## START EXTRACTED RECORDS

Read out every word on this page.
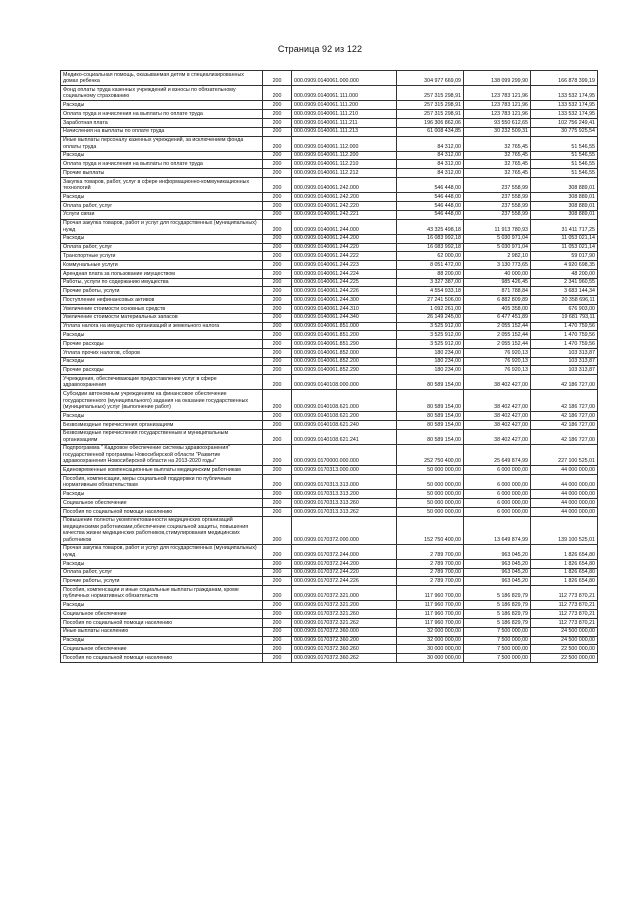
Страница 92 из 122
Медико-социальная помощь, оказываемая детям в специализированных домах ребенка	200	000.0909.0140061.000.000	304 977 669,09	138 099 299,90	166 878 399,19
Фонд оплаты труда казенных учреждений и взносы по обязательному социальному страхованию	200	000.0909.0140061.111.000	257 315 298,91	123 783 121,96	133 532 174,95
Расходы	200	000.0909.0140061.111.200	257 315 298,91	123 783 121,96	133 532 174,95
Оплата труда и начисления на выплаты по оплате труда	200	000.0909.0140061.111.210	257 315 298,91	123 783 121,96	133 532 174,95
Заработная плата	200	000.0909.0140061.111.211	196 306 862,06	93 550 612,65	102 756 249,41
Начисления на выплаты по оплате труда	200	000.0909.0140061.111.213	61 008 434,85	30 232 509,31	30 775 925,54
Иные выплаты персоналу казенных учреждений, за исключением фонда оплаты труда	200	000.0909.0140061.112.000	84 312,00	32 765,45	51 546,55
Расходы	200	000.0909.0140061.112.200	84 312,00	32 765,45	51 546,55
Оплата труда и начисления на выплаты по оплате труда	200	000.0909.0140061.112.210	84 312,00	32 765,45	51 546,55
Прочие выплаты	200	000.0909.0140061.112.212	84 312,00	32 765,45	51 546,55
Закупка товаров, работ, услуг в сфере информационно-коммуникационных технологий	200	000.0909.0140061.242.000	546 448,00	237 558,99	308 889,01
Расходы	200	000.0909.0140061.242.200	546 448,00	237 558,99	308 889,01
Оплата работ, услуг	200	000.0909.0140061.242.220	546 448,00	237 558,99	308 889,01
Услуги связи	200	000.0909.0140061.242.221	546 448,00	237 558,99	308 889,01
Прочая закупка товаров, работ и услуг для государственных (муниципальных) нужд	200	000.0909.0140061.244.000	43 325 498,18	11 913 780,93	31 411 717,25
Расходы	200	000.0909.0140061.244.200	16 083 992,18	5 030 971,04	11 053 021,14
Оплата работ, услуг	200	000.0909.0140061.244.220	16 083 992,18	5 030 971,04	11 053 021,14
Транспортные услуги	200	000.0909.0140061.244.222	62 000,00	2 982,10	59 017,90
Коммунальные услуги	200	000.0909.0140061.244.223	8 051 472,00	3 130 773,65	4 920 698,35
Арендная плата за пользование имуществом	200	000.0909.0140061.244.224	88 200,00	40 000,00	48 200,00
Работы, услуги по содержанию имущества	200	000.0909.0140061.244.225	3 327 387,00	985 426,45	2 341 960,55
Прочие работы, услуги	200	000.0909.0140061.244.226	4 554 933,18	871 788,84	3 683 144,34
Поступление нефинансовых активов	200	000.0909.0140061.244.300	27 241 506,00	6 882 809,89	20 358 696,11
Увеличение стоимости основных средств	200	000.0909.0140061.244.310	1 092 261,00	405 358,00	676 903,00
Увеличение стоимости материальных запасов	200	000.0909.0140061.244.340	26 149 245,00	6 477 451,89	19 681 793,11
Уплата налога на имущество организаций и земельного налога	200	000.0909.0140061.851.000	3 525 912,00	2 055 152,44	1 470 759,56
Расходы	200	000.0909.0140061.851.200	3 525 912,00	2 055 152,44	1 470 759,56
Прочие расходы	200	000.0909.0140061.851.290	3 525 912,00	2 055 152,44	1 470 759,56
Уплата прочих налогов, сборов	200	000.0909.0140061.852.000	180 234,00	76 920,13	103 313,87
Расходы	200	000.0909.0140061.852.200	180 234,00	76 920,13	103 313,87
Прочие расходы	200	000.0909.0140061.852.290	180 234,00	76 920,13	103 313,87
Учреждения, обеспечивающие предоставление услуг в сфере здравоохранения	200	000.0909.0140108.000.000	80 589 154,00	38 402 427,00	42 186 727,00
Субсидии автономным учреждениям на финансовое обеспечение государственного (муниципального) задания на оказание государственных (муниципальных) услуг (выполнение работ)	200	000.0909.0140108.621.000	80 589 154,00	38 402 427,00	42 186 727,00
Расходы	200	000.0909.0140108.621.200	80 589 154,00	38 402 427,00	42 186 727,00
Безвозмездные перечисления организациям	200	000.0909.0140108.621.240	80 589 154,00	38 402 427,00	42 186 727,00
Безвозмездные перечисления государственным и муниципальным организациям	200	000.0909.0140108.621.241	80 589 154,00	38 402 427,00	42 186 727,00
Подпрограмма " Кадровое обеспечение системы здравоохранения" государственной программы Новосибирской области "Развитие здравоохранения Новосибирской области на 2013-2020 годы"	200	000.0909.0170000.000.000	252 750 400,00	25 649 874,99	227 100 525,01
Единовременные компенсационные выплаты медицинским работникам	200	000.0909.0170313.000.000	50 000 000,00	6 000 000,00	44 000 000,00
Пособия, компенсации, меры социальной поддержки по публичным нормативным обязательствам	200	000.0909.0170313.313.000	50 000 000,00	6 000 000,00	44 000 000,00
Расходы	200	000.0909.0170313.313.200	50 000 000,00	6 000 000,00	44 000 000,00
Социальное обеспечение	200	000.0909.0170313.313.260	50 000 000,00	6 000 000,00	44 000 000,00
Пособия по социальной помощи населению	200	000.0909.0170313.313.262	50 000 000,00	6 000 000,00	44 000 000,00
Повышение полноты укомплектованности медицинских организаций медицинскими работниками,обеспечение социальной защиты, повышения качества жизни медицинских работников,стимулирования медицинских работников	200	000.0909.0170372.000.000	152 750 400,00	13 649 874,99	139 100 525,01
Прочая закупка товаров, работ и услуг для государственных (муниципальных) нужд	200	000.0909.0170372.244.000	2 789 700,00	963 045,20	1 826 654,80
Расходы	200	000.0909.0170372.244.200	2 789 700,00	963 045,20	1 826 654,80
Оплата работ, услуг	200	000.0909.0170372.244.220	2 789 700,00	963 045,20	1 826 654,80
Прочие работы, услуги	200	000.0909.0170372.244.226	2 789 700,00	963 045,20	1 826 654,80
Пособия, компенсации и иные социальные выплаты гражданам, кроме публичных нормативных обязательств	200	000.0909.0170372.321.000	117 960 700,00	5 186 829,79	112 773 870,21
Расходы	200	000.0909.0170372.321.200	117 960 700,00	5 186 829,79	112 773 870,21
Социальное обеспечение	200	000.0909.0170372.321.260	117 960 700,00	5 186 829,79	112 773 870,21
Пособия по социальной помощи населению	200	000.0909.0170372.321.262	117 960 700,00	5 186 829,79	112 773 870,21
Иные выплаты населению	200	000.0909.0170372.360.000	32 000 000,00	7 500 000,00	24 500 000,00
Расходы	200	000.0909.0170372.360.200	32 000 000,00	7 500 000,00	24 500 000,00
Социальное обеспечение	200	000.0909.0170372.360.260	30 000 000,00	7 500 000,00	22 500 000,00
Пособия по социальной помощи населению	200	000.0909.0170372.360.262	30 000 000,00	7 500 000,00	22 500 000,00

## END EXTRACTED RECORDS

TO BE DONE |
Identify and list each line with the word "Прочая".

RESULT FOR THIS TASK |
Прочая закупка товаров, работ и услуг для государственных (муниципальных) нужд	200	000.0909.0140061.244.000	43 325 498,18	11 913 780,93	31 411 717,25
Прочая закупка товаров, работ и услуг для государственных (муниципальных) нужд	200	000.0909.0170372.244.000	2 789 700,00	963 045,20	1 826 654,80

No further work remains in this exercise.